#### Information given:
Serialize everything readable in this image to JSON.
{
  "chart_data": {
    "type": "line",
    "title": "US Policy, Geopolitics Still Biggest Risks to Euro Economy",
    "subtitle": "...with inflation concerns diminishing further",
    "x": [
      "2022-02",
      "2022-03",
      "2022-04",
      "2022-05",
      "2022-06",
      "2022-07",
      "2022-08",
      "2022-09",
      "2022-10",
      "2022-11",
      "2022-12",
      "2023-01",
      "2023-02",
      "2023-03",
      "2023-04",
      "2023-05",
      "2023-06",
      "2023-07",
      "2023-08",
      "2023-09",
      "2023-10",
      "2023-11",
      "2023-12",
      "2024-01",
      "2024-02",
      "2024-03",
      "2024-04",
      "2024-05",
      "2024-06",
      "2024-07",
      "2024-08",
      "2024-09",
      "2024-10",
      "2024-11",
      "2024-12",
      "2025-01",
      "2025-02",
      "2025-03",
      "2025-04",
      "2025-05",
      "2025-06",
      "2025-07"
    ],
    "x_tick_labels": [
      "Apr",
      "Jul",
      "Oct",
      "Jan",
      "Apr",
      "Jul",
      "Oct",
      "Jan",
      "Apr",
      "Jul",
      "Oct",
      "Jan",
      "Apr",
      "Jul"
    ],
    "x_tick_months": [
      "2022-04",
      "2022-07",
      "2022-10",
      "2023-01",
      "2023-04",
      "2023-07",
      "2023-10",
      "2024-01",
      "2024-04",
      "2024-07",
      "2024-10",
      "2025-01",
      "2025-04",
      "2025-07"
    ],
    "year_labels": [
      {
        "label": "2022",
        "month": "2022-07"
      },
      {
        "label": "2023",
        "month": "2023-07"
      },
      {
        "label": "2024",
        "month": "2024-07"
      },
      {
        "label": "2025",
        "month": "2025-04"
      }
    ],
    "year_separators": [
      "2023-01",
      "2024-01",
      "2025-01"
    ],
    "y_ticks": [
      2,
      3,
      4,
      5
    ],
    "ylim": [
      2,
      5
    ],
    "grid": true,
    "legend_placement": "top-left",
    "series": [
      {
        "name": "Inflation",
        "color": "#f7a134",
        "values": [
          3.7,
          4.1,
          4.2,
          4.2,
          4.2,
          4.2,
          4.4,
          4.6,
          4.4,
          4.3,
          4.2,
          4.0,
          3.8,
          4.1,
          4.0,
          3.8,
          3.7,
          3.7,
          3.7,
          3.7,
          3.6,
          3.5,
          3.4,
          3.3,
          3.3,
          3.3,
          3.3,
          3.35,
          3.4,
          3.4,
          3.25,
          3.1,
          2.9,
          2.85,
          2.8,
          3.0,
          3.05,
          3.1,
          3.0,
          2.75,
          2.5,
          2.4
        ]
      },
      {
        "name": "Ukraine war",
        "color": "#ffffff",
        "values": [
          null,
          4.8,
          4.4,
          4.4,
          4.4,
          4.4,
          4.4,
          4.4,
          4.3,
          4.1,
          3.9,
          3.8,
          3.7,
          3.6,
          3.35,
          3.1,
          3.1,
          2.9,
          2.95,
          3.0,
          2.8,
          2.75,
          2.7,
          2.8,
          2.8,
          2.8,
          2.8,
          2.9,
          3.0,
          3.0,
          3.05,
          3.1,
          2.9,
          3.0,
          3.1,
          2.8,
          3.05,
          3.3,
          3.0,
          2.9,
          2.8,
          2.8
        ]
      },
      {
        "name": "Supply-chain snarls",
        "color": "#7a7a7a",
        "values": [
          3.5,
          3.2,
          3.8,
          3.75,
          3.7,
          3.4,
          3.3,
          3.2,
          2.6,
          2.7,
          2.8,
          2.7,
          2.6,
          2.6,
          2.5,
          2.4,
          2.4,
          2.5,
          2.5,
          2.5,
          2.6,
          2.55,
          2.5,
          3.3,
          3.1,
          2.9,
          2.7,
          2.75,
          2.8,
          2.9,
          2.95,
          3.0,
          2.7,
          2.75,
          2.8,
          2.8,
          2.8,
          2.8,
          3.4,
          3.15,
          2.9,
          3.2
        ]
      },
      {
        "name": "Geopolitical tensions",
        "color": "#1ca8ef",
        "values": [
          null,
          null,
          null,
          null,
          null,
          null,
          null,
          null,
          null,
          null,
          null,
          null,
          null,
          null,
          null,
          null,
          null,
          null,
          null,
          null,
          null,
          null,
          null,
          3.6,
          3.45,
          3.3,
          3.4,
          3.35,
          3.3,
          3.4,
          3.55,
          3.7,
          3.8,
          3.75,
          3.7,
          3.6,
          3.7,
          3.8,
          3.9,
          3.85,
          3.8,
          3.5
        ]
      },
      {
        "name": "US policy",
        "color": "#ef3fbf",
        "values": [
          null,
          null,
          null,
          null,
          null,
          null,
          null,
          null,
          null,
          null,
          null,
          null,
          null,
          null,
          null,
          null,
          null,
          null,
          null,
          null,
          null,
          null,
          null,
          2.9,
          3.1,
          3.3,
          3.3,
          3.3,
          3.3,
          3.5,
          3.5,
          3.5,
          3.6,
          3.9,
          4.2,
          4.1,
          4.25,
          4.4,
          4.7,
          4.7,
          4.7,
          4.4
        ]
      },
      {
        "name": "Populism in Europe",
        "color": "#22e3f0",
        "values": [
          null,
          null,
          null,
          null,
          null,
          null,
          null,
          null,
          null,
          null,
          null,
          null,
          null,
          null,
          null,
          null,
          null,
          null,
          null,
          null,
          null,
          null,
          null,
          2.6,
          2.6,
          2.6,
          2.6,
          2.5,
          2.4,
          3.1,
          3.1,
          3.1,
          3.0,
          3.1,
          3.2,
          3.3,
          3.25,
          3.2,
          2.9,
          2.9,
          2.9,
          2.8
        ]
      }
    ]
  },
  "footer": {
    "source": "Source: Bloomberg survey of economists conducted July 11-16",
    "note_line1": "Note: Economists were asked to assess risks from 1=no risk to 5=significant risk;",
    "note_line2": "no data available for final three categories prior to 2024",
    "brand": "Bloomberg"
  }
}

#### Exercise description:
Give the complete listing a second time, exactly as it reads.

#### Final result:
Serialize everything readable in this image to JSON.
{
  "chart_data": {
    "type": "line",
    "title": "US Policy, Geopolitics Still Biggest Risks to Euro Economy",
    "subtitle": "...with inflation concerns diminishing further",
    "x": [
      "2022-02",
      "2022-03",
      "2022-04",
      "2022-05",
      "2022-06",
      "2022-07",
      "2022-08",
      "2022-09",
      "2022-10",
      "2022-11",
      "2022-12",
      "2023-01",
      "2023-02",
      "2023-03",
      "2023-04",
      "2023-05",
      "2023-06",
      "2023-07",
      "2023-08",
      "2023-09",
      "2023-10",
      "2023-11",
      "2023-12",
      "2024-01",
      "2024-02",
      "2024-03",
      "2024-04",
      "2024-05",
      "2024-06",
      "2024-07",
      "2024-08",
      "2024-09",
      "2024-10",
      "2024-11",
      "2024-12",
      "2025-01",
      "2025-02",
      "2025-03",
      "2025-04",
      "2025-05",
      "2025-06",
      "2025-07"
    ],
    "x_tick_labels": [
      "Apr",
      "Jul",
      "Oct",
      "Jan",
      "Apr",
      "Jul",
      "Oct",
      "Jan",
      "Apr",
      "Jul",
      "Oct",
      "Jan",
      "Apr",
      "Jul"
    ],
    "x_tick_months": [
      "2022-04",
      "2022-07",
      "2022-10",
      "2023-01",
      "2023-04",
      "2023-07",
      "2023-10",
      "2024-01",
      "2024-04",
      "2024-07",
      "2024-10",
      "2025-01",
      "2025-04",
      "2025-07"
    ],
    "year_labels": [
      {
        "label": "2022",
        "month": "2022-07"
      },
      {
        "label": "2023",
        "month": "2023-07"
      },
      {
        "label": "2024",
        "month": "2024-07"
      },
      {
        "label": "2025",
        "month": "2025-04"
      }
    ],
    "year_separators": [
      "2023-01",
      "2024-01",
      "2025-01"
    ],
    "y_ticks": [
      2,
      3,
      4,
      5
    ],
    "ylim": [
      2,
      5
    ],
    "grid": true,
    "legend_placement": "top-left",
    "series": [
      {
        "name": "Inflation",
        "color": "#f7a134",
        "values": [
          3.7,
          4.1,
          4.2,
          4.2,
          4.2,
          4.2,
          4.4,
          4.6,
          4.4,
          4.3,
          4.2,
          4.0,
          3.8,
          4.1,
          4.0,
          3.8,
          3.7,
          3.7,
          3.7,
          3.7,
          3.6,
          3.5,
          3.4,
          3.3,
          3.3,
          3.3,
          3.3,
          3.35,
          3.4,
          3.4,
          3.25,
          3.1,
          2.9,
          2.85,
          2.8,
          3.0,
          3.05,
          3.1,
          3.0,
          2.75,
          2.5,
          2.4
        ]
      },
      {
        "name": "Ukraine war",
        "color": "#ffffff",
        "values": [
          null,
          4.8,
          4.4,
          4.4,
          4.4,
          4.4,
          4.4,
          4.4,
          4.3,
          4.1,
          3.9,
          3.8,
          3.7,
          3.6,
          3.35,
          3.1,
          3.1,
          2.9,
          2.95,
          3.0,
          2.8,
          2.75,
          2.7,
          2.8,
          2.8,
          2.8,
          2.8,
          2.9,
          3.0,
          3.0,
          3.05,
          3.1,
          2.9,
          3.0,
          3.1,
          2.8,
          3.05,
          3.3,
          3.0,
          2.9,
          2.8,
          2.8
        ]
      },
      {
        "name": "Supply-chain snarls",
        "color": "#7a7a7a",
        "values": [
          3.5,
          3.2,
          3.8,
          3.75,
          3.7,
          3.4,
          3.3,
          3.2,
          2.6,
          2.7,
          2.8,
          2.7,
          2.6,
          2.6,
          2.5,
          2.4,
          2.4,
          2.5,
          2.5,
          2.5,
          2.6,
          2.55,
          2.5,
          3.3,
          3.1,
          2.9,
          2.7,
          2.75,
          2.8,
          2.9,
          2.95,
          3.0,
          2.7,
          2.75,
          2.8,
          2.8,
          2.8,
          2.8,
          3.4,
          3.15,
          2.9,
          3.2
        ]
      },
      {
        "name": "Geopolitical tensions",
        "color": "#1ca8ef",
        "values": [
          null,
          null,
          null,
          null,
          null,
          null,
          null,
          null,
          null,
          null,
          null,
          null,
          null,
          null,
          null,
          null,
          null,
          null,
          null,
          null,
          null,
          null,
          null,
          3.6,
          3.45,
          3.3,
          3.4,
          3.35,
          3.3,
          3.4,
          3.55,
          3.7,
          3.8,
          3.75,
          3.7,
          3.6,
          3.7,
          3.8,
          3.9,
          3.85,
          3.8,
          3.5
        ]
      },
      {
        "name": "US policy",
        "color": "#ef3fbf",
        "values": [
          null,
          null,
          null,
          null,
          null,
          null,
          null,
          null,
          null,
          null,
          null,
          null,
          null,
          null,
          null,
          null,
          null,
          null,
          null,
          null,
          null,
          null,
          null,
          2.9,
          3.1,
          3.3,
          3.3,
          3.3,
          3.3,
          3.5,
          3.5,
          3.5,
          3.6,
          3.9,
          4.2,
          4.1,
          4.25,
          4.4,
          4.7,
          4.7,
          4.7,
          4.4
        ]
      },
      {
        "name": "Populism in Europe",
        "color": "#22e3f0",
        "values": [
          null,
          null,
          null,
          null,
          null,
          null,
          null,
          null,
          null,
          null,
          null,
          null,
          null,
          null,
          null,
          null,
          null,
          null,
          null,
          null,
          null,
          null,
          null,
          2.6,
          2.6,
          2.6,
          2.6,
          2.5,
          2.4,
          3.1,
          3.1,
          3.1,
          3.0,
          3.1,
          3.2,
          3.3,
          3.25,
          3.2,
          2.9,
          2.9,
          2.9,
          2.8
        ]
      }
    ]
  },
  "footer": {
    "source": "Source: Bloomberg survey of economists conducted July 11-16",
    "note_line1": "Note: Economists were asked to assess risks from 1=no risk to 5=significant risk;",
    "note_line2": "no data available for final three categories prior to 2024",
    "brand": "Bloomberg"
  }
}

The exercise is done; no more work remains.